What you will do —
Copy every line of the data below character for character, leaving out the pictures.

================

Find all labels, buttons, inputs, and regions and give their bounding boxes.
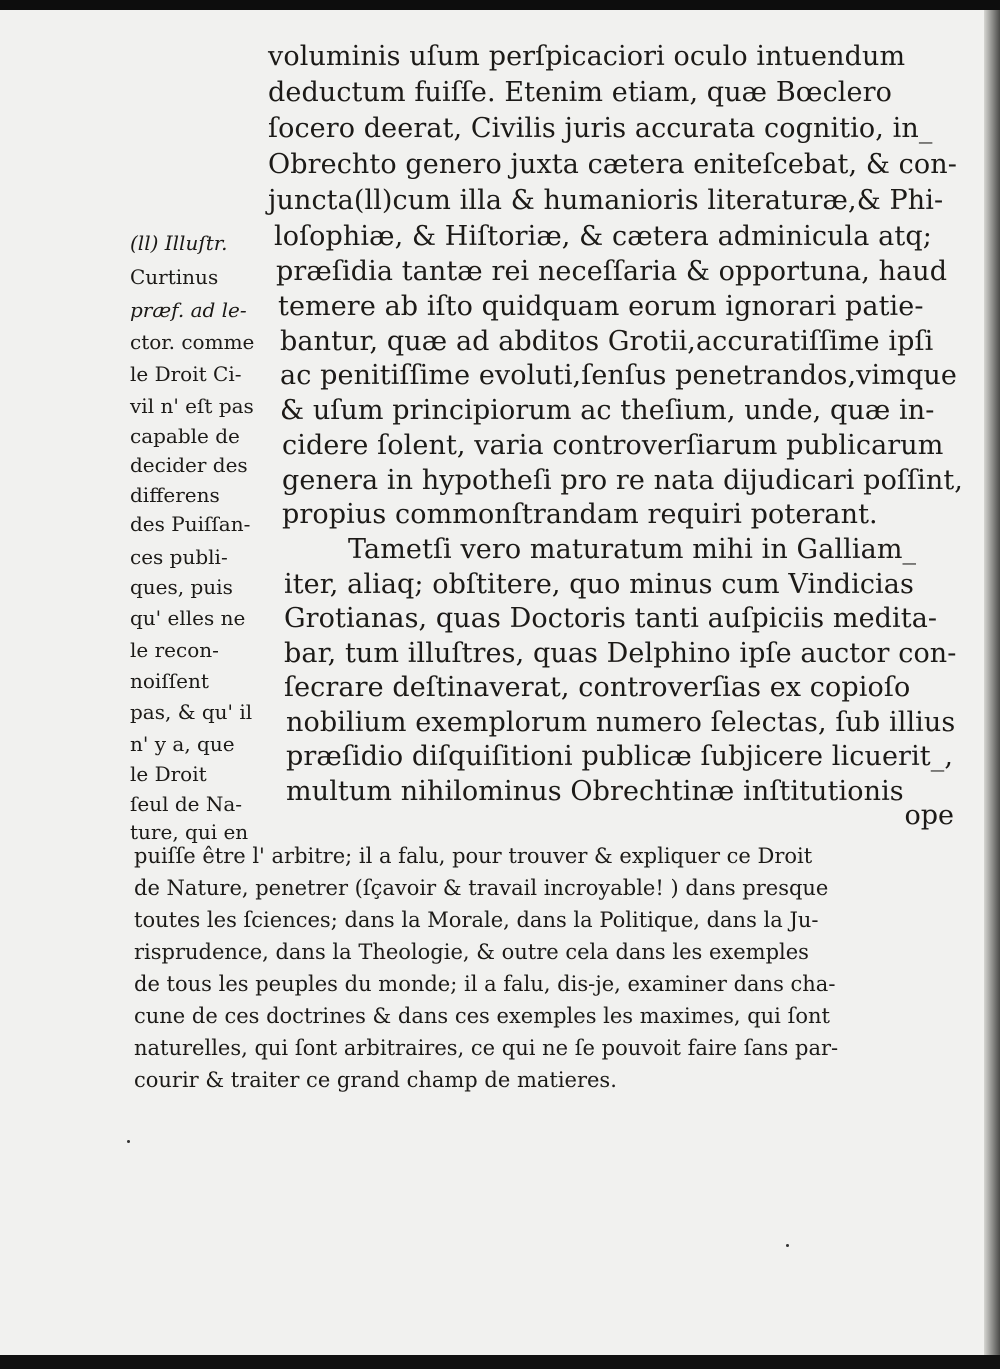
main-line: bar, tum illuſtres, quas Delphino ipſe auctor con- bbox=[284, 638, 957, 669]
main-line: juncta(ll)cum illa & humanioris literaturæ,& Phi- bbox=[268, 185, 944, 216]
margin-line: le Droit Ci- bbox=[130, 362, 242, 386]
main-line: præſidio diſquiſitioni publicæ ſubjicere licuerit_, bbox=[286, 741, 954, 772]
book-page bbox=[0, 10, 1000, 1360]
main-line: Tametſi vero maturatum mihi in Galliam_ bbox=[348, 534, 917, 565]
margin-line: ſeul de Na- bbox=[130, 792, 243, 816]
main-line: Grotianas, quas Doctoris tanti auſpiciis medita- bbox=[284, 603, 938, 634]
main-line: genera in hypotheſi pro re nata dijudicari poſſint, bbox=[282, 465, 963, 496]
main-line: temere ab iſto quidquam eorum ignorari patie- bbox=[278, 291, 924, 322]
main-line: iter, aliaq; obſtitere, quo minus cum Vindicias bbox=[284, 569, 914, 600]
main-line: voluminis uſum perſpicaciori oculo intuendum bbox=[268, 41, 906, 72]
margin-line: n' y a, que bbox=[130, 732, 235, 756]
footnote-line: naturelles, qui ſont arbitraires, ce qui ne ſe pouvoit faire ſans par- bbox=[134, 1036, 839, 1060]
margin-line: ctor. comme bbox=[130, 330, 255, 354]
main-line: bantur, quæ ad abditos Grotii,accuratiſſime ipſi bbox=[280, 326, 934, 357]
main-line: cidere ſolent, varia controverſiarum publicarum bbox=[282, 430, 944, 461]
main-line: ſocero deerat, Civilis juris accurata cognitio, in_ bbox=[268, 113, 933, 144]
margin-line: decider des bbox=[130, 453, 248, 477]
main-line: præſidia tantæ rei neceſſaria & opportuna, haud bbox=[276, 256, 948, 287]
catchword: ope bbox=[904, 800, 954, 831]
page-edge-shadow bbox=[984, 10, 1000, 1360]
main-line: loſophiæ, & Hiſtoriæ, & cætera adminicula atq; bbox=[274, 221, 932, 252]
margin-line: vil n' eſt pas bbox=[130, 394, 254, 418]
footnote-line: de Nature, penetrer (ſçavoir & travail incroyable! ) dans presque bbox=[134, 876, 829, 900]
margin-line: ques, puis bbox=[130, 575, 233, 599]
margin-line: ces publi- bbox=[130, 545, 228, 569]
footnote-line: toutes les ſciences; dans la Morale, dans la Politique, dans la Ju- bbox=[134, 908, 819, 932]
margin-line: noiſſent bbox=[130, 669, 209, 693]
margin-line: le recon- bbox=[130, 638, 219, 662]
margin-line: præf. ad le- bbox=[130, 298, 247, 322]
main-line: & uſum principiorum ac theſium, unde, quæ in- bbox=[280, 395, 935, 426]
footnote-line: risprudence, dans la Theologie, & outre cela dans les exemples bbox=[134, 940, 809, 964]
margin-line: capable de bbox=[130, 424, 240, 448]
ink-speck bbox=[786, 1244, 789, 1247]
footnote-line: de tous les peuples du monde; il a falu, dis-je, examiner dans cha- bbox=[134, 972, 836, 996]
footnote-line: courir & traiter ce grand champ de matieres. bbox=[134, 1068, 617, 1092]
main-line: Obrechto genero juxta cætera eniteſcebat, & con- bbox=[268, 149, 957, 180]
margin-line: Curtinus bbox=[130, 265, 219, 289]
ink-speck bbox=[127, 1140, 130, 1143]
margin-line: le Droit bbox=[130, 762, 207, 786]
main-line: propius commonſtrandam requiri poterant. bbox=[282, 499, 878, 530]
main-line: ac penitiſſime evoluti,ſenſus penetrandos,vimque bbox=[280, 360, 957, 391]
margin-line: qu' elles ne bbox=[130, 606, 246, 630]
main-line: multum nihilominus Obrechtinæ inſtitutionis bbox=[286, 776, 904, 807]
main-line: nobilium exemplorum numero ſelectas, ſub illius bbox=[286, 707, 956, 738]
footnote-line: puiſſe être l' arbitre; il a falu, pour trouver & expliquer ce Droit bbox=[134, 844, 813, 868]
margin-line: ture, qui en bbox=[130, 820, 249, 844]
margin-line: (ll) Illuſtr. bbox=[130, 231, 228, 255]
margin-line: des Puiſſan- bbox=[130, 512, 251, 536]
main-line: deductum fuiſſe. Etenim etiam, quæ Bœclero bbox=[268, 77, 892, 108]
main-line: ſecrare deſtinaverat, controverſias ex copioſo bbox=[284, 672, 911, 703]
footnote-line: cune de ces doctrines & dans ces exemples les maximes, qui ſont bbox=[134, 1004, 830, 1028]
margin-line: pas, & qu' il bbox=[130, 700, 253, 724]
page-bottom-edge bbox=[0, 1355, 1000, 1369]
margin-line: differens bbox=[130, 483, 220, 507]
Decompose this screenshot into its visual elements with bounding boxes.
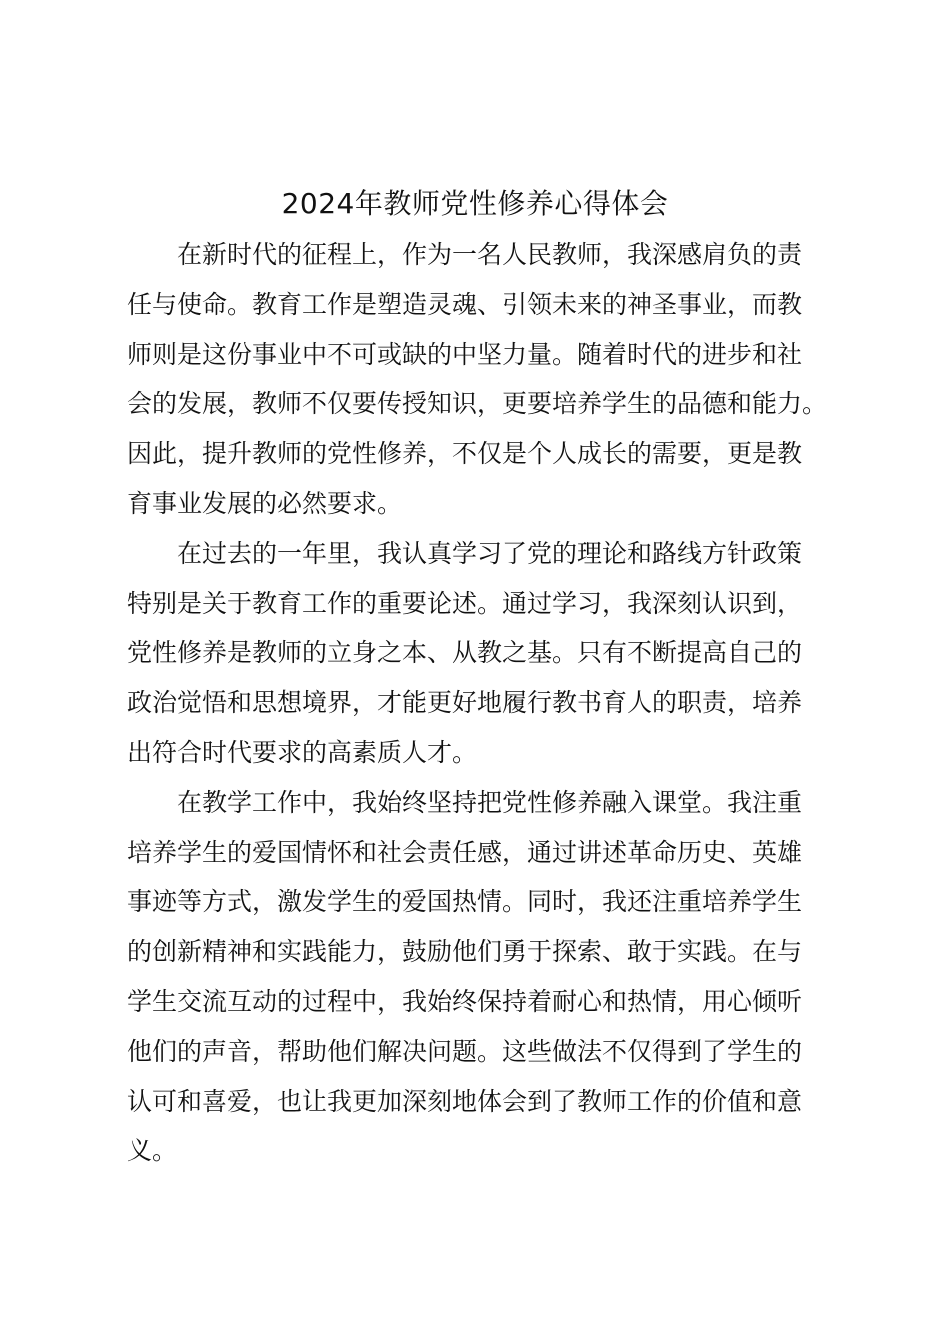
- paragraph-3: [127, 778, 837, 1176]
- paragraph-line: 他们的声音，帮助他们解决问题。这些做法不仅得到了学生的: [127, 1036, 803, 1066]
- paragraph-line: 党性修养是教师的立身之本、从教之基。只有不断提高自己的: [127, 638, 803, 668]
- paragraph-line: 特别是关于教育工作的重要论述。通过学习，我深刻认识到，: [127, 588, 803, 618]
- paragraph-1: [127, 230, 837, 529]
- paragraph-line: 培养学生的爱国情怀和社会责任感，通过讲述革命历史、英雄: [127, 837, 803, 867]
- paragraph-line: 在过去的一年里，我认真学习了党的理论和路线方针政策: [177, 538, 803, 568]
- paragraph-line: 会的发展，教师不仅要传授知识，更要培养学生的品德和能力。: [127, 389, 828, 419]
- paragraph-line: 育事业发展的必然要求。: [127, 488, 403, 518]
- paragraph-line: 因此，提升教师的党性修养，不仅是个人成长的需要，更是教: [127, 439, 803, 469]
- paragraph-line: 在教学工作中，我始终坚持把党性修养融入课堂。我注重: [177, 787, 803, 817]
- document-body: [127, 230, 837, 1176]
- paragraph-line: 在新时代的征程上，作为一名人民教师，我深感肩负的责: [177, 240, 803, 269]
- paragraph-line: 义。: [127, 1136, 178, 1166]
- paragraph-line: 认可和喜爱，也让我更加深刻地体会到了教师工作的价值和意: [127, 1086, 803, 1116]
- paragraph-line: 学生交流互动的过程中，我始终保持着耐心和热情，用心倾听: [127, 986, 803, 1016]
- paragraph-line: 事迹等方式，激发学生的爱国热情。同时，我还注重培养学生: [127, 887, 803, 917]
- paragraph-line: 出符合时代要求的高素质人才。: [127, 737, 478, 767]
- document-title: 2024年教师党性修养心得体会: [281, 187, 669, 220]
- paragraph-line: 政治觉悟和思想境界，才能更好地履行教书育人的职责，培养: [127, 688, 803, 718]
- paragraph-2: [127, 529, 837, 778]
- paragraph-line: 的创新精神和实践能力，鼓励他们勇于探索、敢于实践。在与: [127, 937, 803, 967]
- paragraph-line: 师则是这份事业中不可或缺的中坚力量。随着时代的进步和社: [127, 339, 803, 369]
- paragraph-line: 任与使命。教育工作是塑造灵魂、引领未来的神圣事业，而教: [127, 289, 803, 319]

================

Reply to the exercise —
Find all labels, buttons, inputs, and regions and give their bounding boxes.
main-line: bar, tum illuſtres, quas Delphino ipſe auctor con- bbox=[284, 638, 957, 669]
main-line: juncta(ll)cum illa & humanioris literaturæ,& Phi- bbox=[268, 185, 944, 216]
margin-line: le Droit Ci- bbox=[130, 362, 242, 386]
main-line: præſidio diſquiſitioni publicæ ſubjicere licuerit_, bbox=[286, 741, 954, 772]
book-page bbox=[0, 10, 1000, 1360]
main-line: Tametſi vero maturatum mihi in Galliam_ bbox=[348, 534, 917, 565]
margin-line: ſeul de Na- bbox=[130, 792, 243, 816]
main-line: Grotianas, quas Doctoris tanti auſpiciis medita- bbox=[284, 603, 938, 634]
main-line: genera in hypotheſi pro re nata dijudicari poſſint, bbox=[282, 465, 963, 496]
main-line: temere ab iſto quidquam eorum ignorari patie- bbox=[278, 291, 924, 322]
main-line: iter, aliaq; obſtitere, quo minus cum Vindicias bbox=[284, 569, 914, 600]
main-line: voluminis uſum perſpicaciori oculo intuendum bbox=[268, 41, 906, 72]
margin-line: n' y a, que bbox=[130, 732, 235, 756]
footnote-line: naturelles, qui ſont arbitraires, ce qui ne ſe pouvoit faire ſans par- bbox=[134, 1036, 839, 1060]
margin-line: ctor. comme bbox=[130, 330, 255, 354]
main-line: bantur, quæ ad abditos Grotii,accuratiſſime ipſi bbox=[280, 326, 934, 357]
main-line: cidere ſolent, varia controverſiarum publicarum bbox=[282, 430, 944, 461]
main-line: ſocero deerat, Civilis juris accurata cognitio, in_ bbox=[268, 113, 933, 144]
margin-line: decider des bbox=[130, 453, 248, 477]
main-line: præſidia tantæ rei neceſſaria & opportuna, haud bbox=[276, 256, 948, 287]
catchword: ope bbox=[904, 800, 954, 831]
page-edge-shadow bbox=[984, 10, 1000, 1360]
main-line: loſophiæ, & Hiſtoriæ, & cætera adminicula atq; bbox=[274, 221, 932, 252]
margin-line: vil n' eſt pas bbox=[130, 394, 254, 418]
footnote-line: de Nature, penetrer (ſçavoir & travail incroyable! ) dans presque bbox=[134, 876, 829, 900]
margin-line: ques, puis bbox=[130, 575, 233, 599]
margin-line: ces publi- bbox=[130, 545, 228, 569]
footnote-line: toutes les ſciences; dans la Morale, dans la Politique, dans la Ju- bbox=[134, 908, 819, 932]
margin-line: noiſſent bbox=[130, 669, 209, 693]
margin-line: le recon- bbox=[130, 638, 219, 662]
margin-line: præf. ad le- bbox=[130, 298, 247, 322]
main-line: & uſum principiorum ac theſium, unde, quæ in- bbox=[280, 395, 935, 426]
footnote-line: risprudence, dans la Theologie, & outre cela dans les exemples bbox=[134, 940, 809, 964]
margin-line: capable de bbox=[130, 424, 240, 448]
ink-speck bbox=[786, 1244, 789, 1247]
footnote-line: de tous les peuples du monde; il a falu, dis-je, examiner dans cha- bbox=[134, 972, 836, 996]
footnote-line: courir & traiter ce grand champ de matieres. bbox=[134, 1068, 617, 1092]
main-line: Obrechto genero juxta cætera eniteſcebat, & con- bbox=[268, 149, 957, 180]
margin-line: Curtinus bbox=[130, 265, 219, 289]
ink-speck bbox=[127, 1140, 130, 1143]
margin-line: le Droit bbox=[130, 762, 207, 786]
main-line: propius commonſtrandam requiri poterant. bbox=[282, 499, 878, 530]
main-line: ac penitiſſime evoluti,ſenſus penetrandos,vimque bbox=[280, 360, 957, 391]
margin-line: qu' elles ne bbox=[130, 606, 246, 630]
main-line: multum nihilominus Obrechtinæ inſtitutionis bbox=[286, 776, 904, 807]
main-line: nobilium exemplorum numero ſelectas, ſub illius bbox=[286, 707, 956, 738]
footnote-line: puiſſe être l' arbitre; il a falu, pour trouver & expliquer ce Droit bbox=[134, 844, 813, 868]
margin-line: ture, qui en bbox=[130, 820, 249, 844]
margin-line: (ll) Illuſtr. bbox=[130, 231, 228, 255]
margin-line: des Puiſſan- bbox=[130, 512, 251, 536]
main-line: deductum fuiſſe. Etenim etiam, quæ Bœclero bbox=[268, 77, 892, 108]
main-line: ſecrare deſtinaverat, controverſias ex copioſo bbox=[284, 672, 911, 703]
footnote-line: cune de ces doctrines & dans ces exemples les maximes, qui ſont bbox=[134, 1004, 830, 1028]
margin-line: pas, & qu' il bbox=[130, 700, 253, 724]
page-bottom-edge bbox=[0, 1355, 1000, 1369]
margin-line: differens bbox=[130, 483, 220, 507]
Decompose this screenshot into its visual elements with bounding boxes.
- paragraph-3: [127, 778, 837, 1176]
- paragraph-line: 他们的声音，帮助他们解决问题。这些做法不仅得到了学生的: [127, 1036, 803, 1066]
- paragraph-line: 党性修养是教师的立身之本、从教之基。只有不断提高自己的: [127, 638, 803, 668]
- paragraph-line: 特别是关于教育工作的重要论述。通过学习，我深刻认识到，: [127, 588, 803, 618]
- paragraph-1: [127, 230, 837, 529]
- paragraph-line: 培养学生的爱国情怀和社会责任感，通过讲述革命历史、英雄: [127, 837, 803, 867]
- paragraph-line: 在过去的一年里，我认真学习了党的理论和路线方针政策: [177, 538, 803, 568]
- paragraph-line: 会的发展，教师不仅要传授知识，更要培养学生的品德和能力。: [127, 389, 828, 419]
- paragraph-line: 育事业发展的必然要求。: [127, 488, 403, 518]
- paragraph-line: 因此，提升教师的党性修养，不仅是个人成长的需要，更是教: [127, 439, 803, 469]
- paragraph-line: 在教学工作中，我始终坚持把党性修养融入课堂。我注重: [177, 787, 803, 817]
- document-body: [127, 230, 837, 1176]
- paragraph-line: 在新时代的征程上，作为一名人民教师，我深感肩负的责: [177, 240, 803, 269]
- paragraph-line: 义。: [127, 1136, 178, 1166]
- paragraph-line: 认可和喜爱，也让我更加深刻地体会到了教师工作的价值和意: [127, 1086, 803, 1116]
- paragraph-line: 学生交流互动的过程中，我始终保持着耐心和热情，用心倾听: [127, 986, 803, 1016]
- paragraph-line: 事迹等方式，激发学生的爱国热情。同时，我还注重培养学生: [127, 887, 803, 917]
- paragraph-line: 出符合时代要求的高素质人才。: [127, 737, 478, 767]
- document-title: 2024年教师党性修养心得体会: [281, 187, 669, 220]
- paragraph-line: 政治觉悟和思想境界，才能更好地履行教书育人的职责，培养: [127, 688, 803, 718]
- paragraph-2: [127, 529, 837, 778]
- paragraph-line: 的创新精神和实践能力，鼓励他们勇于探索、敢于实践。在与: [127, 937, 803, 967]
- paragraph-line: 师则是这份事业中不可或缺的中坚力量。随着时代的进步和社: [127, 339, 803, 369]
- paragraph-line: 任与使命。教育工作是塑造灵魂、引领未来的神圣事业，而教: [127, 289, 803, 319]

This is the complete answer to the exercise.